**** The input

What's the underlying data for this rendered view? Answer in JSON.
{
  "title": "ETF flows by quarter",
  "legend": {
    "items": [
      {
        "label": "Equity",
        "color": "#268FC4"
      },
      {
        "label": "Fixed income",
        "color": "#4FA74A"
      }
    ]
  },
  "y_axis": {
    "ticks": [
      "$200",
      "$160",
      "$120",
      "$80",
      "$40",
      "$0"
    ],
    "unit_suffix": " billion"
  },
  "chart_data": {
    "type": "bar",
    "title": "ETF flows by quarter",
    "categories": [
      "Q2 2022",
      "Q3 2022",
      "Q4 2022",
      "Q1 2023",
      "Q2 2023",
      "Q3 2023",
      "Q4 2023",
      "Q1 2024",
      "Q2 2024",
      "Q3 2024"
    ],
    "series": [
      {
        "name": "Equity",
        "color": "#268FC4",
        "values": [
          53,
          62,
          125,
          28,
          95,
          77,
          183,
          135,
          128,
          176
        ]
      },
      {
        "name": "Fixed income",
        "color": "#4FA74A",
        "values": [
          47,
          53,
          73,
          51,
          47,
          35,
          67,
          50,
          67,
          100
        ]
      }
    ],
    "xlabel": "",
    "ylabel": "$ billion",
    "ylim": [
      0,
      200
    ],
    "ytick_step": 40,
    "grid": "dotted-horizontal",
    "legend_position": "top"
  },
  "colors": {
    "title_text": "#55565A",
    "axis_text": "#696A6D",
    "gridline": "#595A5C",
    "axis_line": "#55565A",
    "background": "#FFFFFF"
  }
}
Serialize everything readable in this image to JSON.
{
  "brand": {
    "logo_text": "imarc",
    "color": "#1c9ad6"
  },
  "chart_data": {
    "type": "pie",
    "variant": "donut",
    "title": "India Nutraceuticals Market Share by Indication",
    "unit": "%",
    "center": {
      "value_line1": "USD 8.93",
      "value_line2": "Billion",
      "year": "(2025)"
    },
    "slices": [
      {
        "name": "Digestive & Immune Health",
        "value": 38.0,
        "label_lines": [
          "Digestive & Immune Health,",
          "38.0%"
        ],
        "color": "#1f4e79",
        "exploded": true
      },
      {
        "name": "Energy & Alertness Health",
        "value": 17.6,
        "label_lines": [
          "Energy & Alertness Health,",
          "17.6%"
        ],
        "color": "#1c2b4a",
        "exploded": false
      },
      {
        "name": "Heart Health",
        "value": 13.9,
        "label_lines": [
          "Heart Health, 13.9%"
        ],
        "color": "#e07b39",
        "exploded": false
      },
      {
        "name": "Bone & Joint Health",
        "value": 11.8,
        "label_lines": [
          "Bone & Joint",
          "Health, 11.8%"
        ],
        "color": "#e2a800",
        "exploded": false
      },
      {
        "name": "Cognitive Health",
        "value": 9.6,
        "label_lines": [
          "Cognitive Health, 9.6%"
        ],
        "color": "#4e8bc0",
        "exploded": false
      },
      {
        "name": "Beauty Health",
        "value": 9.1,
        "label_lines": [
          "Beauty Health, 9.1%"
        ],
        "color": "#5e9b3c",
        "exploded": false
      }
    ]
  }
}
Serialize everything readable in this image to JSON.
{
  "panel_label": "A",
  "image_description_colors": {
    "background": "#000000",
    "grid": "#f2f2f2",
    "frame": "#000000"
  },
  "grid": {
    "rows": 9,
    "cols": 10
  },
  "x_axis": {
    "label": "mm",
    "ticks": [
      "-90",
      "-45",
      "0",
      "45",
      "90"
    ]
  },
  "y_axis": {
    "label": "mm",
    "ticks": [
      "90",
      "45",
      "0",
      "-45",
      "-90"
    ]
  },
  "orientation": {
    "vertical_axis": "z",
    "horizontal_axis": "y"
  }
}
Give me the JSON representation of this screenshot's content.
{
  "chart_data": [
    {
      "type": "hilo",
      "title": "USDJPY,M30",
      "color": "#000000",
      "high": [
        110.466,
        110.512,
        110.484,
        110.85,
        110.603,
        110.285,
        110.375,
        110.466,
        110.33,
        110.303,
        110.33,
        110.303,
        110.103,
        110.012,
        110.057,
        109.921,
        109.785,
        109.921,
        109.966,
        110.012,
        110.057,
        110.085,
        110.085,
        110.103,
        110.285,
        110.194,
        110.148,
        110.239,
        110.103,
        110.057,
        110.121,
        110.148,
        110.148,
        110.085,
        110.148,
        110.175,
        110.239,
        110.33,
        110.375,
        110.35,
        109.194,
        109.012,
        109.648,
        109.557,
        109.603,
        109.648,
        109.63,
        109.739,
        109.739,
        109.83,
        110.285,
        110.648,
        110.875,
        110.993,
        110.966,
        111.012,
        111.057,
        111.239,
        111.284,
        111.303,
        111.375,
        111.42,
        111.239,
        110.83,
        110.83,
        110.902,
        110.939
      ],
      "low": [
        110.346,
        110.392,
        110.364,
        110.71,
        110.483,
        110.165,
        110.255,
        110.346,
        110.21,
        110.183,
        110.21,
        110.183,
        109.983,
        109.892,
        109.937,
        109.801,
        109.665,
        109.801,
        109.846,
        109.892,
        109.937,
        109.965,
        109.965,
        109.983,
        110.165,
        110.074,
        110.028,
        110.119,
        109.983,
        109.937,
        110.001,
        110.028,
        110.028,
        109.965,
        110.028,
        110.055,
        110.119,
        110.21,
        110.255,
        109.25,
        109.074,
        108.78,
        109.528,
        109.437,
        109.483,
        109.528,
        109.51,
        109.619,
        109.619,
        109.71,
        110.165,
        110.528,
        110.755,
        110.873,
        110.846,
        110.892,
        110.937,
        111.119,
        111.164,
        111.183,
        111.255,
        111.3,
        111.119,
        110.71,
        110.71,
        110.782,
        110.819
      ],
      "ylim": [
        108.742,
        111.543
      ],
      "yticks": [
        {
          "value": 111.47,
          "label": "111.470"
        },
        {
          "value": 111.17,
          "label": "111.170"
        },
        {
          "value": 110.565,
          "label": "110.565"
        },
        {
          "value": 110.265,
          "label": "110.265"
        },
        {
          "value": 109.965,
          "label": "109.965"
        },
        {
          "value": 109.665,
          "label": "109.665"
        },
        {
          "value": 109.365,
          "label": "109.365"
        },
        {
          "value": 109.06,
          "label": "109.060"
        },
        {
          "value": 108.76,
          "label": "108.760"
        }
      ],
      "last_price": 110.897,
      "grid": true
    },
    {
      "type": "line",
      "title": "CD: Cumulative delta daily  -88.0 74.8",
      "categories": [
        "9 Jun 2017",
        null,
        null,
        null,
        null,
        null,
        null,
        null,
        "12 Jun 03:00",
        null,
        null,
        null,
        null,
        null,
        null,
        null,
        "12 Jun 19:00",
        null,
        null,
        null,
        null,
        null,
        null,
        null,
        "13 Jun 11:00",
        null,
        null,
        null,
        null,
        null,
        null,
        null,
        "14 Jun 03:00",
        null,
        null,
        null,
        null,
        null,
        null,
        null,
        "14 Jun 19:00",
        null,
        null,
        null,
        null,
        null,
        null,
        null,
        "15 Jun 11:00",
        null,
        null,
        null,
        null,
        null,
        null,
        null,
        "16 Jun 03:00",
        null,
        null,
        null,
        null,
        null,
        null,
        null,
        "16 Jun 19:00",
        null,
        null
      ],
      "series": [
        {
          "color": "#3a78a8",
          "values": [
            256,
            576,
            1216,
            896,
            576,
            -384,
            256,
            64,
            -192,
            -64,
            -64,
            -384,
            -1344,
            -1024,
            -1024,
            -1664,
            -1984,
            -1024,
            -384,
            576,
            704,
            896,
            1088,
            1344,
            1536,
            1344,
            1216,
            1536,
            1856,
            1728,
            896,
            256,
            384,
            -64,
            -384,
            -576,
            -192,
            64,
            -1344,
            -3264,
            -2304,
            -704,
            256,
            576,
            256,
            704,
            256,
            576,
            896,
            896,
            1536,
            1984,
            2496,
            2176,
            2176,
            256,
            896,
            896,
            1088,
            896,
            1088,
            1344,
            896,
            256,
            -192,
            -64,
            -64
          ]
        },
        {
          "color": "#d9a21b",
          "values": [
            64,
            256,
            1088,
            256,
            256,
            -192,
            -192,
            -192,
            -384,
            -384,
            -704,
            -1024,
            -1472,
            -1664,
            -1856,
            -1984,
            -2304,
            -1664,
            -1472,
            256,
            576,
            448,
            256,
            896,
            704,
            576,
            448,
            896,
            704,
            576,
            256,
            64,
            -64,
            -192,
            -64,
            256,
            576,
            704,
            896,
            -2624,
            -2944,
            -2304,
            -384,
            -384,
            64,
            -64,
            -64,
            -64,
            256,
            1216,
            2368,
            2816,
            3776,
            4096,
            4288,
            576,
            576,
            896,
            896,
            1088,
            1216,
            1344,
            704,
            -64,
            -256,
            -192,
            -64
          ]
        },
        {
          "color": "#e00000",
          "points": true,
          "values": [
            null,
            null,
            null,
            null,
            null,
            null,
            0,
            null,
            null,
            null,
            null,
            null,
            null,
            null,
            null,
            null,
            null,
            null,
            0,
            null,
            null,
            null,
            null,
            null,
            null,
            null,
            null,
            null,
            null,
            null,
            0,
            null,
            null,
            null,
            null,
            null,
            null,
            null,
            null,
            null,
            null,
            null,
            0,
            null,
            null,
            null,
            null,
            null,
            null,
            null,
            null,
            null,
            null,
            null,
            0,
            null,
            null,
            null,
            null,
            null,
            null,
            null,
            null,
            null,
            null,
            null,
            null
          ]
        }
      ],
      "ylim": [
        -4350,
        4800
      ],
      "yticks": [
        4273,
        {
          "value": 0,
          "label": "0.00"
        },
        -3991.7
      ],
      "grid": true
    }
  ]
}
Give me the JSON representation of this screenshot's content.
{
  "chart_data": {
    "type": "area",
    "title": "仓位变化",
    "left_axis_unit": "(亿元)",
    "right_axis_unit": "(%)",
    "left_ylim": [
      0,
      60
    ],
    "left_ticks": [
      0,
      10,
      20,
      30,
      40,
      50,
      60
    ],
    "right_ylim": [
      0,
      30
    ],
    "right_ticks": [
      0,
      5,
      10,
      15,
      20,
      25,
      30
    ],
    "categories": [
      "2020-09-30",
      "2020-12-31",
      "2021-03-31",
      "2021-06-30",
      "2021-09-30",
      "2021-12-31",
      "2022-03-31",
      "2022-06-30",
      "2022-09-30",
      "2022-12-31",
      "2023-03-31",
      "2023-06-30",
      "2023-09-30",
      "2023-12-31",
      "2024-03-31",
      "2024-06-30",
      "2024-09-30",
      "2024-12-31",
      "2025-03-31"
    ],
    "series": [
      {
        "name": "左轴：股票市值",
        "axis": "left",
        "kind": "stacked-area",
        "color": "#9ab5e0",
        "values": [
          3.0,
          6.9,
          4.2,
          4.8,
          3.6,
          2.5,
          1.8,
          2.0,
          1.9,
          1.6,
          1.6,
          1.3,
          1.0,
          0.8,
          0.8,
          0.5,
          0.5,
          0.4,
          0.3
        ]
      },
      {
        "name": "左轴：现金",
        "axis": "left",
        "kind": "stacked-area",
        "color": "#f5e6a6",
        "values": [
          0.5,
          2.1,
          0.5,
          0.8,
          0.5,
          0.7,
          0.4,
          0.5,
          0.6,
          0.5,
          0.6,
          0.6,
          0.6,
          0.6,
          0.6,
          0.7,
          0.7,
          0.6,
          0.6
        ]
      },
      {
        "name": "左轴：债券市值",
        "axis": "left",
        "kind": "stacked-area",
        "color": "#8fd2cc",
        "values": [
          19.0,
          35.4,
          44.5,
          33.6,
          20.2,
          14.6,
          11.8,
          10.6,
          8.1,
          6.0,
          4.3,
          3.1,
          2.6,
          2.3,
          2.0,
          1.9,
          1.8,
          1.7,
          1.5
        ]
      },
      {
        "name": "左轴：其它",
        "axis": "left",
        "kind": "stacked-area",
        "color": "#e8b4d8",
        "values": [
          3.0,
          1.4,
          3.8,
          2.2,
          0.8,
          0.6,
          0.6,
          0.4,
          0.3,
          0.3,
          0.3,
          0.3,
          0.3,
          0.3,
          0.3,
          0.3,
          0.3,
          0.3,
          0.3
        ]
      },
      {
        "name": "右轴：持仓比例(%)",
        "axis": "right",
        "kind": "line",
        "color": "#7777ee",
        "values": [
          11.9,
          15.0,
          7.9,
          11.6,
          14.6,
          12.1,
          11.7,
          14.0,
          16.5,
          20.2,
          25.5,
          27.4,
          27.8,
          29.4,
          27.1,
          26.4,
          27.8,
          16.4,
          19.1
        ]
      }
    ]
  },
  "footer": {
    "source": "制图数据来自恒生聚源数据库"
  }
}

********

● **Short problem**:
From the material, report only how many lines include the word "quarter".

● **Task output**:
2